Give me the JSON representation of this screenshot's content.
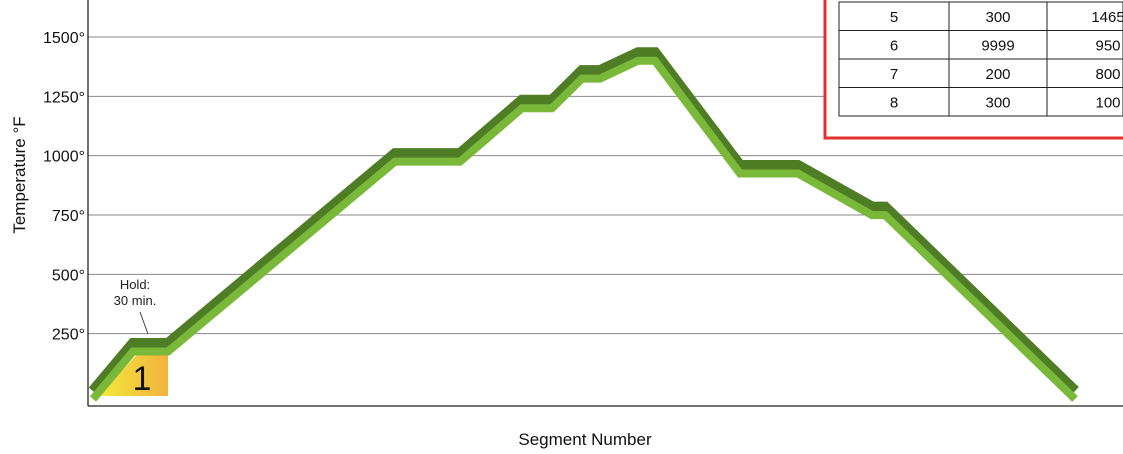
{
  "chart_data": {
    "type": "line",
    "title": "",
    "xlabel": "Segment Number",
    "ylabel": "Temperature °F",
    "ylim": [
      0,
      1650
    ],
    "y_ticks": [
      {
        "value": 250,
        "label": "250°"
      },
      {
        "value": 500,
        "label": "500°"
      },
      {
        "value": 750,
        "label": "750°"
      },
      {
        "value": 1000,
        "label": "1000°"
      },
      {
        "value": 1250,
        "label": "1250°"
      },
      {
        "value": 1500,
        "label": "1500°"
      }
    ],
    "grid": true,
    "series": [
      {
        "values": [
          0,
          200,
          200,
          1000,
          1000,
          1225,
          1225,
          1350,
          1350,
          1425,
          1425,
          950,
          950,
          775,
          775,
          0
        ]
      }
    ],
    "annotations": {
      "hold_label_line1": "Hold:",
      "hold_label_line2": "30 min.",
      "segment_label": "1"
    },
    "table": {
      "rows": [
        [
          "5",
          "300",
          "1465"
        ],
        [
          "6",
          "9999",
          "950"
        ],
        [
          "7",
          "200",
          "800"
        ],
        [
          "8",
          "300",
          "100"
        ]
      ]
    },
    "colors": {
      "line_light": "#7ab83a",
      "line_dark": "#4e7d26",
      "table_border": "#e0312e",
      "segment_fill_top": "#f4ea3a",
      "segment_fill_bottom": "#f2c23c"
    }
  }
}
※
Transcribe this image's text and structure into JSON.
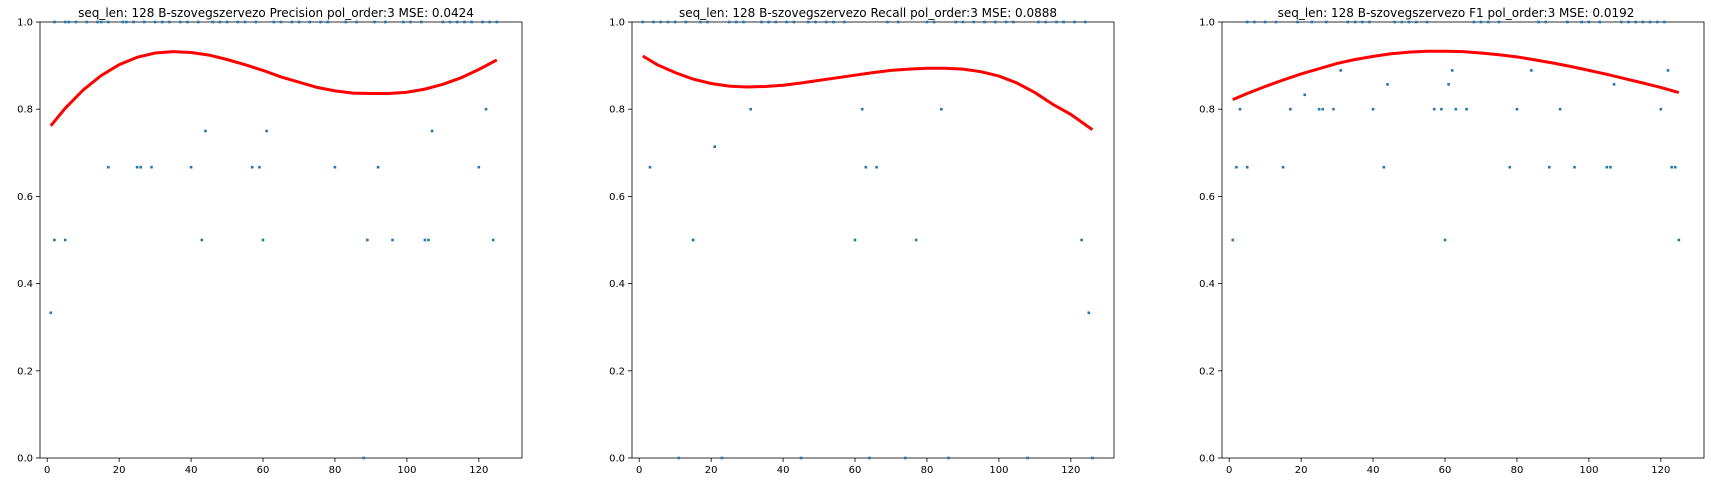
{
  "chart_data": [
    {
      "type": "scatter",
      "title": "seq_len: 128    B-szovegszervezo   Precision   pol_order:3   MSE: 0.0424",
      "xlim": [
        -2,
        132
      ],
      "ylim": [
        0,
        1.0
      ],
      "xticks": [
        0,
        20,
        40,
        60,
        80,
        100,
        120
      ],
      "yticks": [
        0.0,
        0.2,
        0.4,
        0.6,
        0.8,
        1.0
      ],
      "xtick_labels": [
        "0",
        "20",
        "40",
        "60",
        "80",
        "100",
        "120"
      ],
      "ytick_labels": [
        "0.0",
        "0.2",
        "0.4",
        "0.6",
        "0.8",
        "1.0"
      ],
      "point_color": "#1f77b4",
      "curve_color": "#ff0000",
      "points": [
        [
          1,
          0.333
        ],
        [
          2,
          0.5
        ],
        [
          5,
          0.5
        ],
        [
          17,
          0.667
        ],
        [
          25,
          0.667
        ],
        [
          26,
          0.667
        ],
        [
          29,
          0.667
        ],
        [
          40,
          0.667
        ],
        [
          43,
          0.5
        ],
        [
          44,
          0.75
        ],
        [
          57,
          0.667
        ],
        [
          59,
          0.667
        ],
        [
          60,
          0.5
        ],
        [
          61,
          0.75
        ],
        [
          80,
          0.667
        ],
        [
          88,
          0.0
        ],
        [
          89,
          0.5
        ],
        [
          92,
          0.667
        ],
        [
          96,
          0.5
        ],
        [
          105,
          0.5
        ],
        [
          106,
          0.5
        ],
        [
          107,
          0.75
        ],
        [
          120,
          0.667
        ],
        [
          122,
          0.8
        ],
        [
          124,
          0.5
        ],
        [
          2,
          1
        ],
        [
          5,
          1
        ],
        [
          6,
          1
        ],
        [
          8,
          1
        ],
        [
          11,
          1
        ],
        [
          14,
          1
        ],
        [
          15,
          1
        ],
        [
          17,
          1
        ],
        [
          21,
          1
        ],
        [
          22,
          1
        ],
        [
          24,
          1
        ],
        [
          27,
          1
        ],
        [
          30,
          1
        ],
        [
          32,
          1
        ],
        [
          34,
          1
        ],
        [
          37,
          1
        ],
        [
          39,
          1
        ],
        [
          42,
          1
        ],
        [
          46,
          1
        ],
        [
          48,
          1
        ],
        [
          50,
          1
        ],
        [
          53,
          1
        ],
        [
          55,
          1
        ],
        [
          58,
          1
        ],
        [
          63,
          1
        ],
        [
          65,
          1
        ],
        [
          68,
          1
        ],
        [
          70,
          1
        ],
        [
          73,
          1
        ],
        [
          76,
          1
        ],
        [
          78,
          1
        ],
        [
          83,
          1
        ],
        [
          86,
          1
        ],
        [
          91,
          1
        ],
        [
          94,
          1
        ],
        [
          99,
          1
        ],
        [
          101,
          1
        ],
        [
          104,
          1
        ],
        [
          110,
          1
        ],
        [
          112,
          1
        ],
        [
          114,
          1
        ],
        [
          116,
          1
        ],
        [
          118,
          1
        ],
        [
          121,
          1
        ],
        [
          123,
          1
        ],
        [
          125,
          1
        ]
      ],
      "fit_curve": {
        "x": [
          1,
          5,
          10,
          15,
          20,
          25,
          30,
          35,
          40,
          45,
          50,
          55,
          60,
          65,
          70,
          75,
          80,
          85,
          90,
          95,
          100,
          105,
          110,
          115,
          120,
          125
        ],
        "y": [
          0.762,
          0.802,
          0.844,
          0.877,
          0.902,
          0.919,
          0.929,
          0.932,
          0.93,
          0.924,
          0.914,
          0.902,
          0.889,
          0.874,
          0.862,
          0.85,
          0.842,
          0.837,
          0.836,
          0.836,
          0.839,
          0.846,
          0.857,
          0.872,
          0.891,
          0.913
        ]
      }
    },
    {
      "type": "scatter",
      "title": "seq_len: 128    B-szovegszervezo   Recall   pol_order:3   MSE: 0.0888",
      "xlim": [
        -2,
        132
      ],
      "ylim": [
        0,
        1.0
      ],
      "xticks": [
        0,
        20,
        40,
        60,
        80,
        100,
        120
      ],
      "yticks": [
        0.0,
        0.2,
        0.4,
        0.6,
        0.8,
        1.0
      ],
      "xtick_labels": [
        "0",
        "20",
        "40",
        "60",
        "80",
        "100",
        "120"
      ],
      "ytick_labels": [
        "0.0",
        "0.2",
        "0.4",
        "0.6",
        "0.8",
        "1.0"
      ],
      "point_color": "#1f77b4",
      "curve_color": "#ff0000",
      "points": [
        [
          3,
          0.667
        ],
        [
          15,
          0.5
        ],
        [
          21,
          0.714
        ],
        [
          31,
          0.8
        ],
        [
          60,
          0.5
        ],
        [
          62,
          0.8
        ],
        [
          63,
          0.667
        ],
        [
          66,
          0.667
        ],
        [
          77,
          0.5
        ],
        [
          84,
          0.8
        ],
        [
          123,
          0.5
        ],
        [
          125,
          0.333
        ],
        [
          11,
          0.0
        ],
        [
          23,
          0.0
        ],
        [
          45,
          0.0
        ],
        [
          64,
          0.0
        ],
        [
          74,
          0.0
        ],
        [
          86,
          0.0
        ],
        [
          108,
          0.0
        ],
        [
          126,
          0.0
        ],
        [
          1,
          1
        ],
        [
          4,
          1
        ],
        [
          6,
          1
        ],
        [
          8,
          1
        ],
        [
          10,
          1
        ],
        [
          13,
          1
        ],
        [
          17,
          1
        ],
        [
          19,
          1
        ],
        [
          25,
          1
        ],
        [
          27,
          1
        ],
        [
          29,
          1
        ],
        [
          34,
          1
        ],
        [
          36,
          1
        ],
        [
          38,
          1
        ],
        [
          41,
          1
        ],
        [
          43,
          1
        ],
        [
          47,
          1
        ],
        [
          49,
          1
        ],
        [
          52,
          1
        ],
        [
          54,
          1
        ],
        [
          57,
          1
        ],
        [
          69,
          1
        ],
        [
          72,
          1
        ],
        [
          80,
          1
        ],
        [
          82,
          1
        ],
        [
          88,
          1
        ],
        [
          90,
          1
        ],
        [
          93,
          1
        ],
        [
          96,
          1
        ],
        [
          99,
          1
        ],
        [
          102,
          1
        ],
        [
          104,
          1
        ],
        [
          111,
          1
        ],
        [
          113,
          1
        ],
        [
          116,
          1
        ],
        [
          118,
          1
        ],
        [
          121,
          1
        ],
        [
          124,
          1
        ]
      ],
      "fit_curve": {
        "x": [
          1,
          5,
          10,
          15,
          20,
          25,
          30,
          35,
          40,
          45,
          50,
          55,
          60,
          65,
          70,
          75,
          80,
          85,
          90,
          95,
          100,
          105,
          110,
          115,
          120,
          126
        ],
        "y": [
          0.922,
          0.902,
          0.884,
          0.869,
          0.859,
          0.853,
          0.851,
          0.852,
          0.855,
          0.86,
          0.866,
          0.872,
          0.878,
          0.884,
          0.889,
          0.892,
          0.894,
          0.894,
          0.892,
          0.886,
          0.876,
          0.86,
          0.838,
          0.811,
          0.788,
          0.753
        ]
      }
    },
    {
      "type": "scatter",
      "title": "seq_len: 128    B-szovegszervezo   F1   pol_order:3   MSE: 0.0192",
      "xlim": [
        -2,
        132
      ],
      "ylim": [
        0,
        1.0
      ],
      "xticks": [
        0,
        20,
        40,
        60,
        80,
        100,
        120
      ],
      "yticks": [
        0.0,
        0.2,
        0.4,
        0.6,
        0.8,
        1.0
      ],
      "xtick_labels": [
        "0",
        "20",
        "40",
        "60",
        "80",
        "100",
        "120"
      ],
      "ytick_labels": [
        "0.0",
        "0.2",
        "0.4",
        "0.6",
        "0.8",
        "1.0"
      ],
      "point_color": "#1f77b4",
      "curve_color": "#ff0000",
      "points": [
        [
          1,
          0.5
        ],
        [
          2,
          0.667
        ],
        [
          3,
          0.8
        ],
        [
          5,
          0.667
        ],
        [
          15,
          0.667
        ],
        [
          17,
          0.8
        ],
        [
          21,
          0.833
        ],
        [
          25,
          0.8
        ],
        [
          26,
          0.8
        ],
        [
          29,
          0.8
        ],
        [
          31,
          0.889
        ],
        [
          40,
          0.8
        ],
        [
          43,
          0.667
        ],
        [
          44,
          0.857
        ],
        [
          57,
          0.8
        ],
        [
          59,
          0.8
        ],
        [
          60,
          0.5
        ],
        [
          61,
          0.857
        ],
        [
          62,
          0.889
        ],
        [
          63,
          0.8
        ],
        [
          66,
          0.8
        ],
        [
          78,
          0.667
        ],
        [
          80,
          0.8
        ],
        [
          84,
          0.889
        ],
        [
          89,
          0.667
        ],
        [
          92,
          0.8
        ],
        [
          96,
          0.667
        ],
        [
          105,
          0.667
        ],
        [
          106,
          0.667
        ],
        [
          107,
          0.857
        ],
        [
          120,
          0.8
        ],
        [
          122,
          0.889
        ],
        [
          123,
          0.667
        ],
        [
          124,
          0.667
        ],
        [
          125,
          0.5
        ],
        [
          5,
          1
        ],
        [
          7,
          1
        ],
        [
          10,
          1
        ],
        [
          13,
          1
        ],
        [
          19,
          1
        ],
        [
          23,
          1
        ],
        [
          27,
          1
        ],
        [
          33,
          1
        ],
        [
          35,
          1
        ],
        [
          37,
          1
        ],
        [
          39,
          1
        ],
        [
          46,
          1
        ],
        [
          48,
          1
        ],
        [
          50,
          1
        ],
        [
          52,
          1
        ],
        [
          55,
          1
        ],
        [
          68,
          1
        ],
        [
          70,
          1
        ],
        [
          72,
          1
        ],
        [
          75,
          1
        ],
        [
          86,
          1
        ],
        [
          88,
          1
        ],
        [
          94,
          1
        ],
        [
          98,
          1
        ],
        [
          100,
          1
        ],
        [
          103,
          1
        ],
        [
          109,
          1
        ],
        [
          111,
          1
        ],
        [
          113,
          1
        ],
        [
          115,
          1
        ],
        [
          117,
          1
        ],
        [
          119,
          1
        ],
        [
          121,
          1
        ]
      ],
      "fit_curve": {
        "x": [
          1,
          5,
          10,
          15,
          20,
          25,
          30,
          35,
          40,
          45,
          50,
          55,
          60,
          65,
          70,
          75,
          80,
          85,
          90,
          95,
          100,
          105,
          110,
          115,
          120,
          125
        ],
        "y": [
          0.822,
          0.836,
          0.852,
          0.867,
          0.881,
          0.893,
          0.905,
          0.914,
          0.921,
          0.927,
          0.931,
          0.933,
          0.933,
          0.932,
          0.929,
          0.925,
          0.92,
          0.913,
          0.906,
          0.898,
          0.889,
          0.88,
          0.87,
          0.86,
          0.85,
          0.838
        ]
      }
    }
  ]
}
※
Stated problem:
Out of the preceding entries, pull every line containing the string "JSON".

Correct response:
Give me the JSON representation of this screenshot's content.
Transcribe this image's text and structure into JSON.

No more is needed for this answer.